» **Records supplied**
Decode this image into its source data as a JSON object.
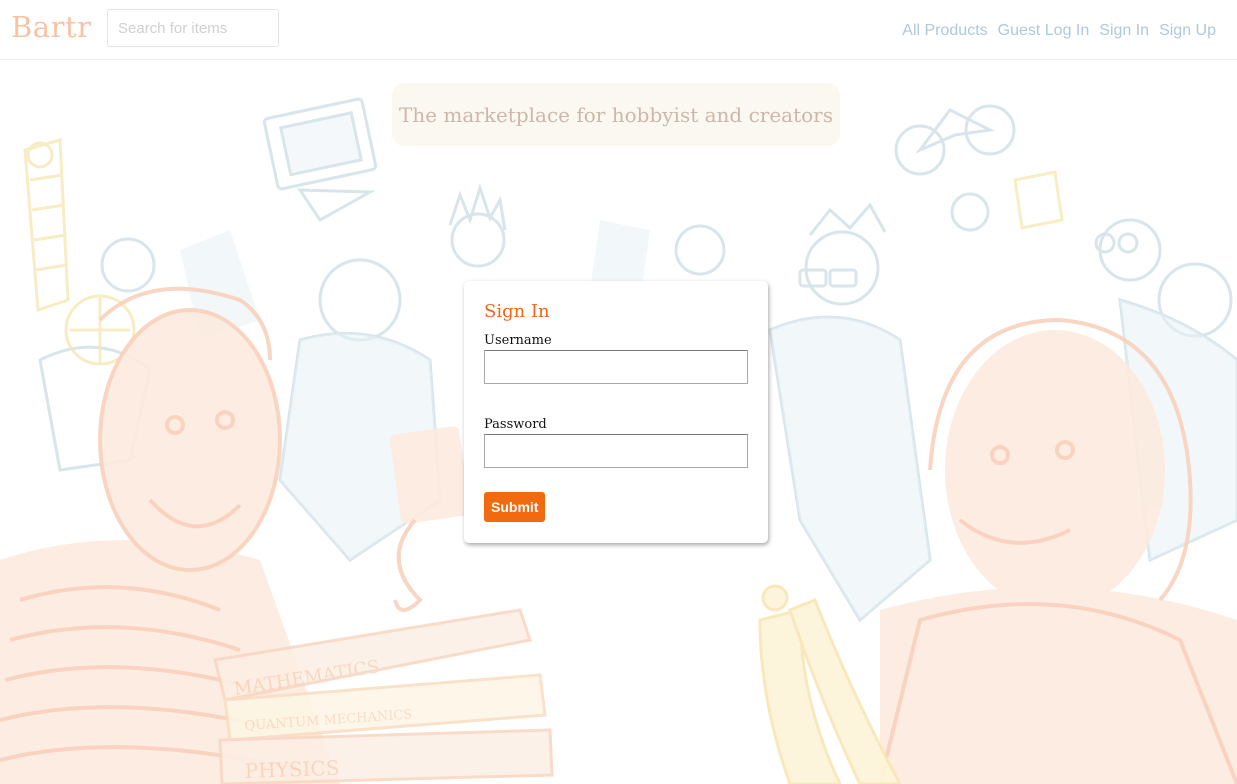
{
  "navbar": {
    "brand": "Bartr",
    "search_placeholder": "Search for items",
    "links": [
      "All Products",
      "Guest Log In",
      "Sign In",
      "Sign Up"
    ]
  },
  "tagline": "The marketplace for hobbyist and creators",
  "sign_in": {
    "title": "Sign In",
    "username_label": "Username",
    "username_value": "",
    "password_label": "Password",
    "password_value": "",
    "submit_label": "Submit"
  },
  "illustration": {
    "book_labels": [
      "MATHEMATICS",
      "QUANTUM MECHANICS",
      "PHYSICS"
    ]
  },
  "colors": {
    "brand": "#f7c3a4",
    "accent": "#f26a10",
    "nav_link": "#aec9d8",
    "title": "#f2651e"
  }
}
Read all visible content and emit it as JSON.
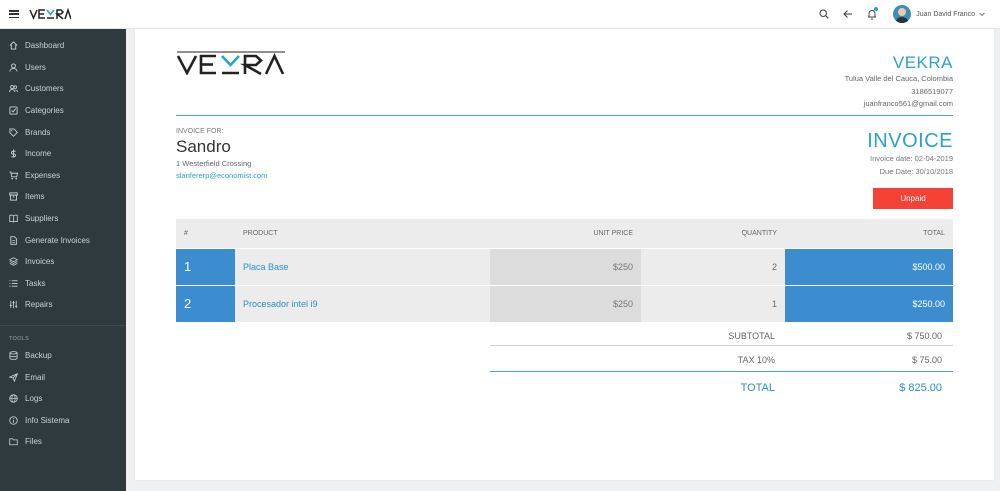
{
  "app": {
    "brand": "VEKRA",
    "user_name": "Juan David Franco"
  },
  "sidebar": {
    "items": [
      {
        "label": "Dashboard",
        "icon": "home-icon"
      },
      {
        "label": "Users",
        "icon": "user-icon"
      },
      {
        "label": "Customers",
        "icon": "users-icon"
      },
      {
        "label": "Categories",
        "icon": "check-square-icon"
      },
      {
        "label": "Brands",
        "icon": "tag-icon"
      },
      {
        "label": "Income",
        "icon": "dollar-icon"
      },
      {
        "label": "Expenses",
        "icon": "cart-icon"
      },
      {
        "label": "Items",
        "icon": "archive-icon"
      },
      {
        "label": "Suppliers",
        "icon": "book-icon"
      },
      {
        "label": "Generate Invoices",
        "icon": "file-icon"
      },
      {
        "label": "Invoices",
        "icon": "layers-icon"
      },
      {
        "label": "Tasks",
        "icon": "list-icon"
      },
      {
        "label": "Repairs",
        "icon": "sliders-icon"
      }
    ],
    "tools_label": "TOOLS",
    "tools": [
      {
        "label": "Backup",
        "icon": "database-icon"
      },
      {
        "label": "Email",
        "icon": "send-icon"
      },
      {
        "label": "Logs",
        "icon": "globe-icon"
      },
      {
        "label": "Info Sistema",
        "icon": "info-icon"
      },
      {
        "label": "Files",
        "icon": "folder-icon"
      }
    ]
  },
  "company": {
    "name": "VEKRA",
    "address": "Tulua Valle del Cauca, Colombia",
    "phone": "3186519077",
    "email": "juanfranco561@gmail.com"
  },
  "bill_to": {
    "label": "INVOICE FOR:",
    "name": "Sandro",
    "address": "1 Westerfield Crossing",
    "email": "slanfererp@economist.com"
  },
  "invoice": {
    "title": "INVOICE",
    "date": "Invoice date: 02-04-2019",
    "due": "Due Date: 30/10/2018",
    "status": "Unpaid"
  },
  "table": {
    "headers": [
      "#",
      "PRODUCT",
      "UNIT PRICE",
      "QUANTITY",
      "TOTAL"
    ],
    "rows": [
      {
        "n": "1",
        "product": "Placa Base",
        "price": "$250",
        "qty": "2",
        "total": "$500.00"
      },
      {
        "n": "2",
        "product": "Procesador intel i9",
        "price": "$250",
        "qty": "1",
        "total": "$250.00"
      }
    ]
  },
  "summary": {
    "subtotal_label": "SUBTOTAL",
    "subtotal": "$ 750.00",
    "tax_label": "TAX 10%",
    "tax": "$ 75.00",
    "total_label": "TOTAL",
    "total": "$ 825.00"
  },
  "colors": {
    "accent": "#29a3c8",
    "sidebar": "#2f3a3f",
    "table_blue": "#3c8dcf",
    "status_red": "#f44336"
  }
}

» **Aim of the task**
Retype the entries word for word. Omit any images.

» **The answer**
Decode this image into its source data as a JSON object.
{
  "navbar": {
    "brand": "Bartr",
    "search_placeholder": "Search for items",
    "links": [
      "All Products",
      "Guest Log In",
      "Sign In",
      "Sign Up"
    ]
  },
  "tagline": "The marketplace for hobbyist and creators",
  "sign_in": {
    "title": "Sign In",
    "username_label": "Username",
    "username_value": "",
    "password_label": "Password",
    "password_value": "",
    "submit_label": "Submit"
  },
  "illustration": {
    "book_labels": [
      "MATHEMATICS",
      "QUANTUM MECHANICS",
      "PHYSICS"
    ]
  },
  "colors": {
    "brand": "#f7c3a4",
    "accent": "#f26a10",
    "nav_link": "#aec9d8",
    "title": "#f2651e"
  }
}
Read all visible content and emit it as JSON.
{
  "app": {
    "brand": "VEKRA",
    "user_name": "Juan David Franco"
  },
  "sidebar": {
    "items": [
      {
        "label": "Dashboard",
        "icon": "home-icon"
      },
      {
        "label": "Users",
        "icon": "user-icon"
      },
      {
        "label": "Customers",
        "icon": "users-icon"
      },
      {
        "label": "Categories",
        "icon": "check-square-icon"
      },
      {
        "label": "Brands",
        "icon": "tag-icon"
      },
      {
        "label": "Income",
        "icon": "dollar-icon"
      },
      {
        "label": "Expenses",
        "icon": "cart-icon"
      },
      {
        "label": "Items",
        "icon": "archive-icon"
      },
      {
        "label": "Suppliers",
        "icon": "book-icon"
      },
      {
        "label": "Generate Invoices",
        "icon": "file-icon"
      },
      {
        "label": "Invoices",
        "icon": "layers-icon"
      },
      {
        "label": "Tasks",
        "icon": "list-icon"
      },
      {
        "label": "Repairs",
        "icon": "sliders-icon"
      }
    ],
    "tools_label": "TOOLS",
    "tools": [
      {
        "label": "Backup",
        "icon": "database-icon"
      },
      {
        "label": "Email",
        "icon": "send-icon"
      },
      {
        "label": "Logs",
        "icon": "globe-icon"
      },
      {
        "label": "Info Sistema",
        "icon": "info-icon"
      },
      {
        "label": "Files",
        "icon": "folder-icon"
      }
    ]
  },
  "company": {
    "name": "VEKRA",
    "address": "Tulua Valle del Cauca, Colombia",
    "phone": "3186519077",
    "email": "juanfranco561@gmail.com"
  },
  "bill_to": {
    "label": "INVOICE FOR:",
    "name": "Sandro",
    "address": "1 Westerfield Crossing",
    "email": "slanfererp@economist.com"
  },
  "invoice": {
    "title": "INVOICE",
    "date": "Invoice date: 02-04-2019",
    "due": "Due Date: 30/10/2018",
    "status": "Unpaid"
  },
  "table": {
    "headers": [
      "#",
      "PRODUCT",
      "UNIT PRICE",
      "QUANTITY",
      "TOTAL"
    ],
    "rows": [
      {
        "n": "1",
        "product": "Placa Base",
        "price": "$250",
        "qty": "2",
        "total": "$500.00"
      },
      {
        "n": "2",
        "product": "Procesador intel i9",
        "price": "$250",
        "qty": "1",
        "total": "$250.00"
      }
    ]
  },
  "summary": {
    "subtotal_label": "SUBTOTAL",
    "subtotal": "$ 750.00",
    "tax_label": "TAX 10%",
    "tax": "$ 75.00",
    "total_label": "TOTAL",
    "total": "$ 825.00"
  },
  "colors": {
    "accent": "#29a3c8",
    "sidebar": "#2f3a3f",
    "table_blue": "#3c8dcf",
    "status_red": "#f44336"
  }
}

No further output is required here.